TO BE DONE :: For every line in the data below that contains "BUSINESS", copy the line.

[Records]
★ ★ ★

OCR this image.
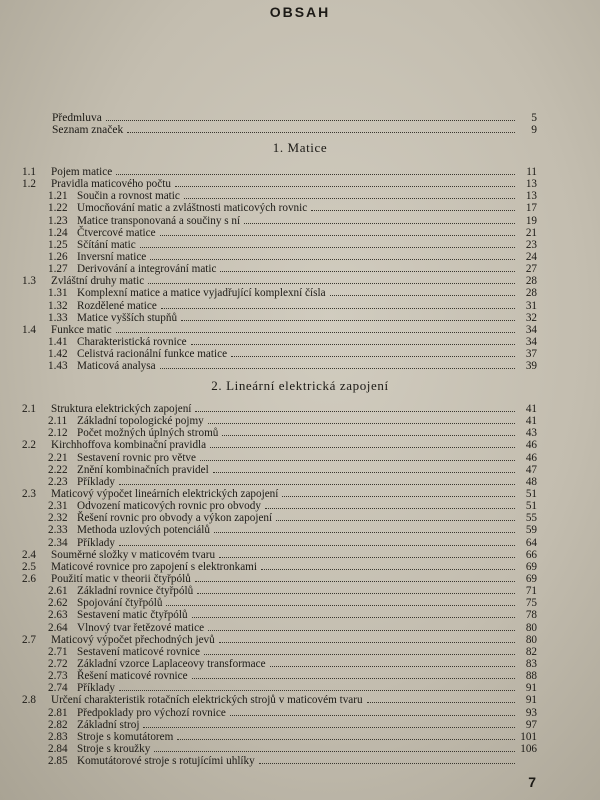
OBSAH
Předmluva	5
Seznam značek	9
1. Matice
1.1	Pojem matice	11
1.2	Pravidla maticového počtu	13
1.21 Součin a rovnost matic	13
1.22 Umocňování matic a zvláštnosti maticových rovnic	17
1.23 Matice transponovaná a součiny s ní	19
1.24 Čtvercové matice	21
1.25 Sčítání matic	23
1.26 Inversní matice	24
1.27 Derivování a integrování matic	27
1.3	Zvláštní druhy matic	28
1.31 Komplexní matice a matice vyjadřující komplexní čísla	28
1.32 Rozdělené matice	31
1.33 Matice vyšších stupňů	32
1.4	Funkce matic	34
1.41 Charakteristická rovnice	34
1.42 Celistvá racionální funkce matice	37
1.43 Maticová analysa	39
2. Lineární elektrická zapojení
2.1	Struktura elektrických zapojení	41
2.11 Základní topologické pojmy	41
2.12 Počet možných úplných stromů	43
2.2	Kirchhoffova kombinační pravidla	46
2.21 Sestavení rovnic pro větve	46
2.22 Znění kombinačních pravidel	47
2.23 Příklady	48
2.3	Maticový výpočet lineárních elektrických zapojení	51
2.31 Odvození maticových rovnic pro obvody	51
2.32 Řešení rovnic pro obvody a výkon zapojení	55
2.33 Methoda uzlových potenciálů	59
2.34 Příklady	64
2.4	Souměrné složky v maticovém tvaru	66
2.5	Maticové rovnice pro zapojení s elektronkami	69
2.6	Použití matic v theorii čtyřpólů	69
2.61 Základní rovnice čtyřpólů	71
2.62 Spojování čtyřpólů	75
2.63 Sestavení matic čtyřpólů	78
2.64 Vlnový tvar řetězové matice	80
2.7	Maticový výpočet přechodných jevů	80
2.71 Sestavení maticové rovnice	82
2.72 Základní vzorce Laplaceovy transformace	83
2.73 Řešení maticové rovnice	88
2.74 Příklady	91
2.8	Určení charakteristik rotačních elektrických strojů v maticovém tvaru	91
2.81 Předpoklady pro výchozí rovnice	93
2.82 Základní stroj	97
2.83 Stroje s komutátorem	101
2.84 Stroje s kroužky	106
2.85 Komutátorové stroje s rotujícími uhlíky
7
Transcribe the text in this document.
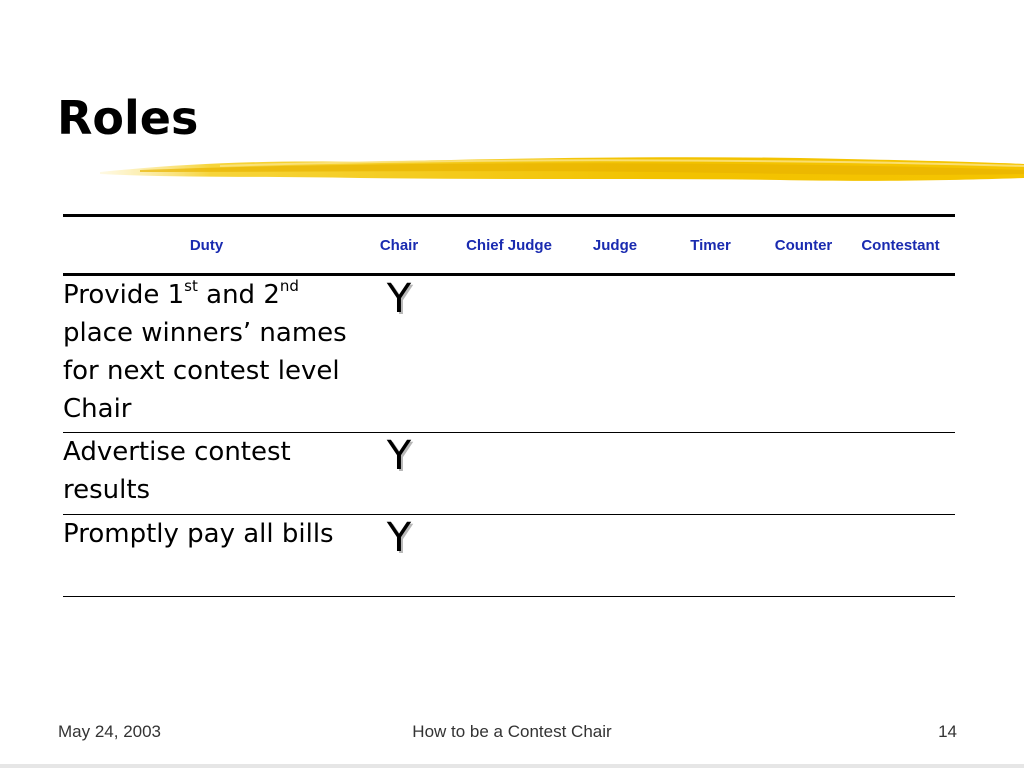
Roles
Duty	Chair	Chief Judge	Judge	Timer	Counter	Contestant
Provide 1st and 2nd place winners’ names for next contest level Chair	Y					
Advertise contest results	Y					
Promptly pay all bills	Y					
May 24, 2003	How to be a Contest Chair	14
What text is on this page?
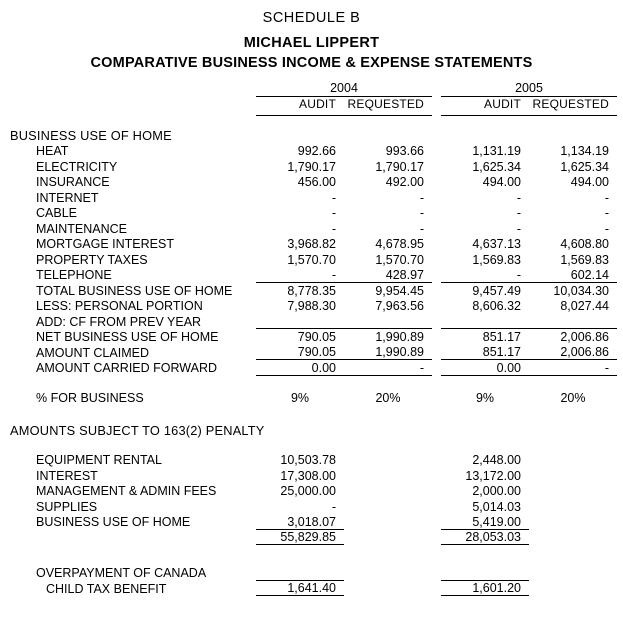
SCHEDULE B
MICHAEL LIPPERT
COMPARATIVE BUSINESS INCOME & EXPENSE STATEMENTS
	2004			2005	
	AUDIT	REQUESTED		AUDIT	REQUESTED

BUSINESS USE OF HOME					
HEAT	992.66	993.66		1,131.19	1,134.19
ELECTRICITY	1,790.17	1,790.17		1,625.34	1,625.34
INSURANCE	456.00	492.00		494.00	494.00
INTERNET	-	-		-	-
CABLE	-	-		-	-
MAINTENANCE	-	-		-	-
MORTGAGE INTEREST	3,968.82	4,678.95		4,637.13	4,608.80
PROPERTY TAXES	1,570.70	1,570.70		1,569.83	1,569.83
TELEPHONE	-	428.97		-	602.14
TOTAL BUSINESS USE OF HOME	8,778.35	9,954.45		9,457.49	10,034.30
LESS: PERSONAL PORTION	7,988.30	7,963.56		8,606.32	8,027.44
ADD: CF FROM PREV YEAR					
NET BUSINESS USE OF HOME	790.05	1,990.89		851.17	2,006.86
AMOUNT CLAIMED	790.05	1,990.89		851.17	2,006.86
AMOUNT CARRIED FORWARD	0.00	-		0.00	-

% FOR BUSINESS	9%	20%		9%	20%

AMOUNTS SUBJECT TO 163(2) PENALTY					

EQUIPMENT RENTAL	10,503.78			2,448.00	
INTEREST	17,308.00			13,172.00	
MANAGEMENT & ADMIN FEES	25,000.00			2,000.00	
SUPPLIES	-			5,014.03	
BUSINESS USE OF HOME	3,018.07			5,419.00	
	55,829.85			28,053.03	

OVERPAYMENT OF CANADA					
CHILD TAX BENEFIT	1,641.40			1,601.20	
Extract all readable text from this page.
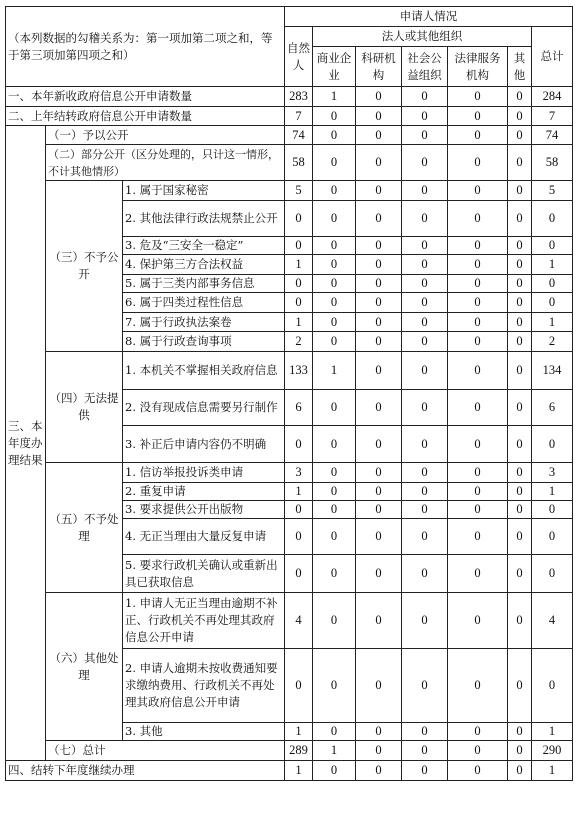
（本列数据的勾稽关系为：第一项加第二项之和，等于第三项加第四项之和）			申请人情况						
			自然人	法人或其他组织					总计
				商业企业	科研机构	社会公益组织	法律服务机构	其他	
一、本年新收政府信息公开申请数量			283	1	0	0	0	0	284
二、上年结转政府信息公开申请数量			7	0	0	0	0	0	7
三、本年度办理结果	（一）予以公开		74	0	0	0	0	0	74
	（二）部分公开（区分处理的，只计这一情形，不计其他情形）		58	0	0	0	0	0	58
	（三）不予公开	1. 属于国家秘密	5	0	0	0	0	0	5
		2. 其他法律行政法规禁止公开	0	0	0	0	0	0	0
		3. 危及“三安全一稳定”	0	0	0	0	0	0	0
		4. 保护第三方合法权益	1	0	0	0	0	0	1
		5. 属于三类内部事务信息	0	0	0	0	0	0	0
		6. 属于四类过程性信息	0	0	0	0	0	0	0
		7. 属于行政执法案卷	1	0	0	0	0	0	1
		8. 属于行政查询事项	2	0	0	0	0	0	2
	（四）无法提供	1. 本机关不掌握相关政府信息	133	1	0	0	0	0	134
		2. 没有现成信息需要另行制作	6	0	0	0	0	0	6
		3. 补正后申请内容仍不明确	0	0	0	0	0	0	0
	（五）不予处理	1. 信访举报投诉类申请	3	0	0	0	0	0	3
		2. 重复申请	1	0	0	0	0	0	1
		3. 要求提供公开出版物	0	0	0	0	0	0	0
		4. 无正当理由大量反复申请	0	0	0	0	0	0	0
		5. 要求行政机关确认或重新出具已获取信息	0	0	0	0	0	0	0
	（六）其他处理	1. 申请人无正当理由逾期不补正、行政机关不再处理其政府信息公开申请	4	0	0	0	0	0	4
		2. 申请人逾期未按收费通知要求缴纳费用、行政机关不再处理其政府信息公开申请	0	0	0	0	0	0	0
		3. 其他	1	0	0	0	0	0	1
	（七）总计		289	1	0	0	0	0	290
四、结转下年度继续办理			1	0	0	0	0	0	1
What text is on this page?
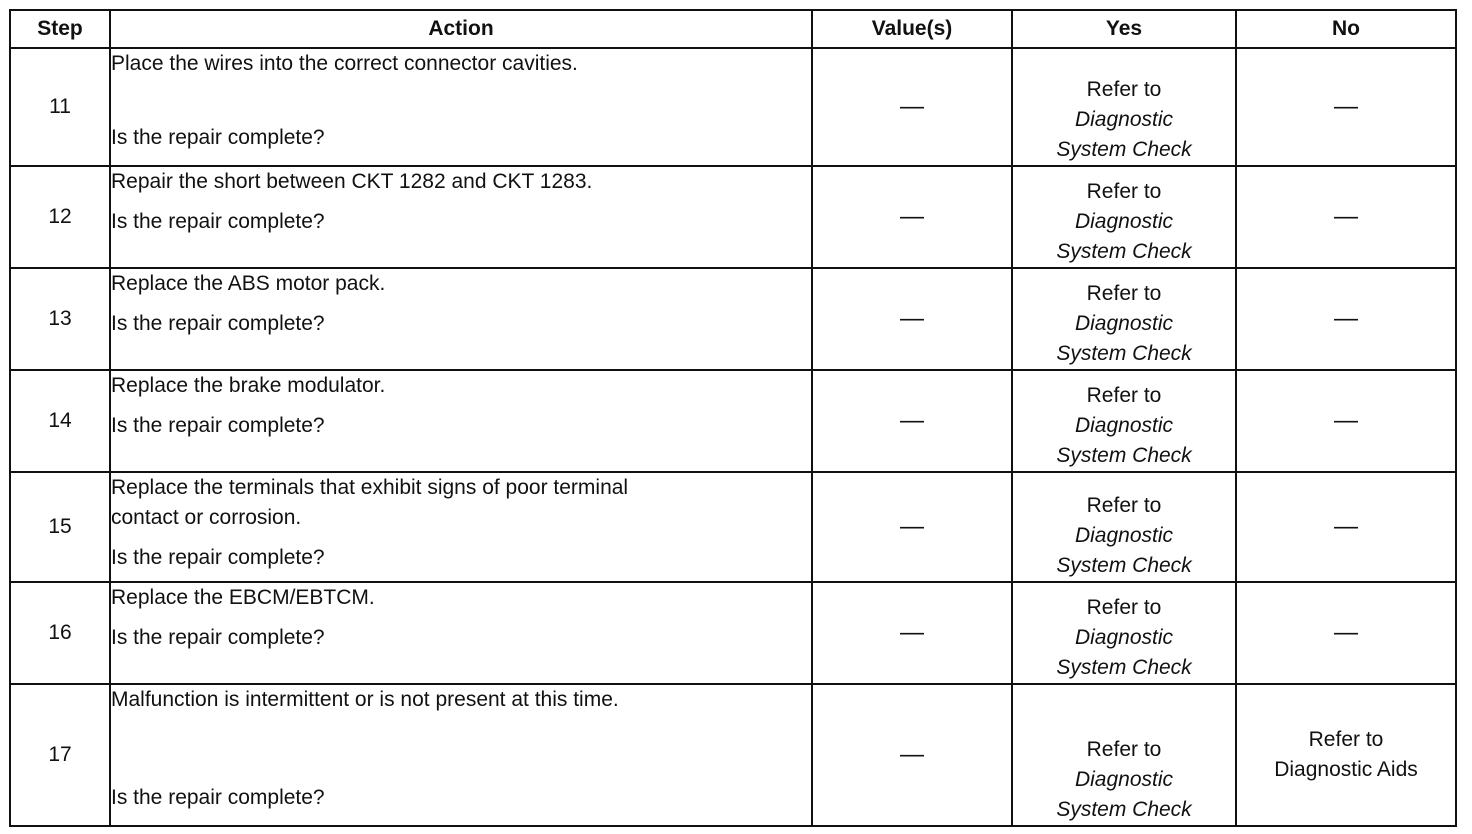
Step	Action	Value(s)	Yes	No
11	Place the wires into the correct connector cavities.
Is the repair complete?	—	Refer to
Diagnostic
System Check	—

12	Repair the short between CKT 1282 and CKT 1283.
Is the repair complete?	—	Refer to
Diagnostic
System Check	—

13	Replace the ABS motor pack.
Is the repair complete?	—	Refer to
Diagnostic
System Check	—

14	Replace the brake modulator.
Is the repair complete?	—	Refer to
Diagnostic
System Check	—

15	Replace the terminals that exhibit signs of poor terminal
contact or corrosion.
Is the repair complete?	—	Refer to
Diagnostic
System Check	—

16	Replace the EBCM/EBTCM.
Is the repair complete?	—	Refer to
Diagnostic
System Check	—

17	Malfunction is intermittent or is not present at this time.
Is the repair complete?	—	Refer to
Diagnostic
System Check	Refer to
Diagnostic Aids
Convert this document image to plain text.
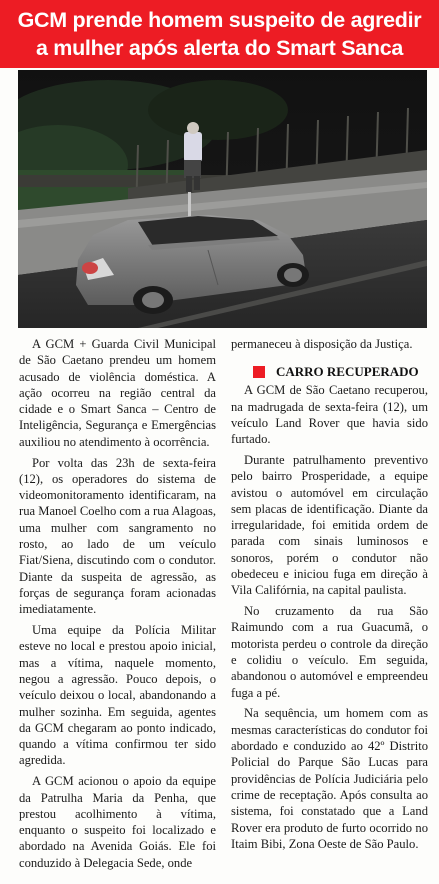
GCM prende homem suspeito de agredir
a mulher após alerta do Smart Sanca

A GCM + Guarda Civil Municipal de São Caetano prendeu um homem acusado de violência doméstica. A ação ocorreu na região central da cidade e o Smart Sanca – Centro de Inteligência, Segurança e Emergências auxiliou no atendimento à ocorrência.

Por volta das 23h de sexta-feira (12), os operadores do sistema de videomonitoramento identificaram, na rua Manoel Coelho com a rua Alagoas, uma mulher com sangramento no rosto, ao lado de um veículo Fiat/Siena, discutindo com o condutor. Diante da suspeita de agressão, as forças de segurança foram acionadas imediatamente.

Uma equipe da Polícia Militar esteve no local e prestou apoio inicial, mas a vítima, naquele momento, negou a agressão. Pouco depois, o veículo deixou o local, abandonando a mulher sozinha. Em seguida, agentes da GCM chegaram ao ponto indicado, quando a vítima confirmou ter sido agredida.

A GCM acionou o apoio da equipe da Patrulha Maria da Penha, que prestou acolhimento à vítima, enquanto o suspeito foi localizado e abordado na Avenida Goiás. Ele foi conduzido à Delegacia Sede, onde

permaneceu à disposição da Justiça.

CARRO RECUPERADO

A GCM de São Caetano recuperou, na madrugada de sexta-feira (12), um veículo Land Rover que havia sido furtado.

Durante patrulhamento preventivo pelo bairro Prosperidade, a equipe avistou o automóvel em circulação sem placas de identificação. Diante da irregularidade, foi emitida ordem de parada com sinais luminosos e sonoros, porém o condutor não obedeceu e iniciou fuga em direção à Vila Califórnia, na capital paulista.

No cruzamento da rua São Raimundo com a rua Guacumã, o motorista perdeu o controle da direção e colidiu o veículo. Em seguida, abandonou o automóvel e empreendeu fuga a pé.

Na sequência, um homem com as mesmas características do condutor foi abordado e conduzido ao 42º Distrito Policial do Parque São Lucas para providências de Polícia Judiciária pelo crime de receptação. Após consulta ao sistema, foi constatado que a Land Rover era produto de furto ocorrido no Itaim Bibi, Zona Oeste de São Paulo.
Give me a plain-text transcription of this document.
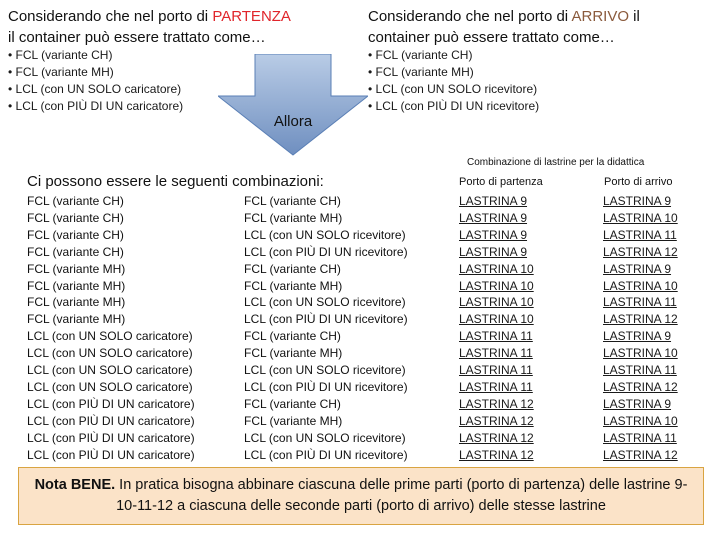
Considerando che nel porto di PARTENZA
il container può essere trattato come…
Considerando che nel porto di ARRIVO il
container può essere trattato come…
• FCL (variante CH)
• FCL (variante MH)
• LCL (con UN SOLO caricatore)
• LCL (con PIÙ DI UN caricatore)
• FCL (variante CH)
• FCL (variante MH)
• LCL (con UN SOLO ricevitore)
• LCL (con PIÙ DI UN ricevitore)
Allora
Ci possono essere le seguenti combinazioni:
FCL (variante CH)
FCL (variante CH)
FCL (variante CH)
FCL (variante CH)
FCL (variante MH)
FCL (variante MH)
FCL (variante MH)
FCL (variante MH)
LCL (con UN SOLO caricatore)
LCL (con UN SOLO caricatore)
LCL (con UN SOLO caricatore)
LCL (con UN SOLO caricatore)
LCL (con PIÙ DI UN caricatore)
LCL (con PIÙ DI UN caricatore)
LCL (con PIÙ DI UN caricatore)
LCL (con PIÙ DI UN caricatore)
FCL (variante CH)
FCL (variante MH)
LCL (con UN SOLO ricevitore)
LCL (con PIÙ DI UN ricevitore)
FCL (variante CH)
FCL (variante MH)
LCL (con UN SOLO ricevitore)
LCL (con PIÙ DI UN ricevitore)
FCL (variante CH)
FCL (variante MH)
LCL (con UN SOLO ricevitore)
LCL (con PIÙ DI UN ricevitore)
FCL (variante CH)
FCL (variante MH)
LCL (con UN SOLO ricevitore)
LCL (con PIÙ DI UN ricevitore)
Combinazione di lastrine per la didattica
Porto di partenza	Porto di arrivo
LASTRINA 9
LASTRINA 9
LASTRINA 9
LASTRINA 9
LASTRINA 10
LASTRINA 10
LASTRINA 10
LASTRINA 10
LASTRINA 11
LASTRINA 11
LASTRINA 11
LASTRINA 11
LASTRINA 12
LASTRINA 12
LASTRINA 12
LASTRINA 12
LASTRINA 9
LASTRINA 10
LASTRINA 11
LASTRINA 12
LASTRINA 9
LASTRINA 10
LASTRINA 11
LASTRINA 12
LASTRINA 9
LASTRINA 10
LASTRINA 11
LASTRINA 12
LASTRINA 9
LASTRINA 10
LASTRINA 11
LASTRINA 12
Nota BENE. In pratica bisogna abbinare ciascuna delle prime parti (porto di partenza) delle lastrine 9-10-11-12 a ciascuna delle seconde parti (porto di arrivo) delle stesse lastrine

★ ★ ★

REPLY ::
COMPARATIVE BUSINESS INCOME & EXPENSE STATEMENTS
BUSINESS USE OF HOME					
TOTAL BUSINESS USE OF HOME	8,778.35	9,954.45		9,457.49	10,034.30
NET BUSINESS USE OF HOME	790.05	1,990.89		851.17	2,006.86
% FOR BUSINESS	9%	20%		9%	20%
BUSINESS USE OF HOME	3,018.07			5,419.00	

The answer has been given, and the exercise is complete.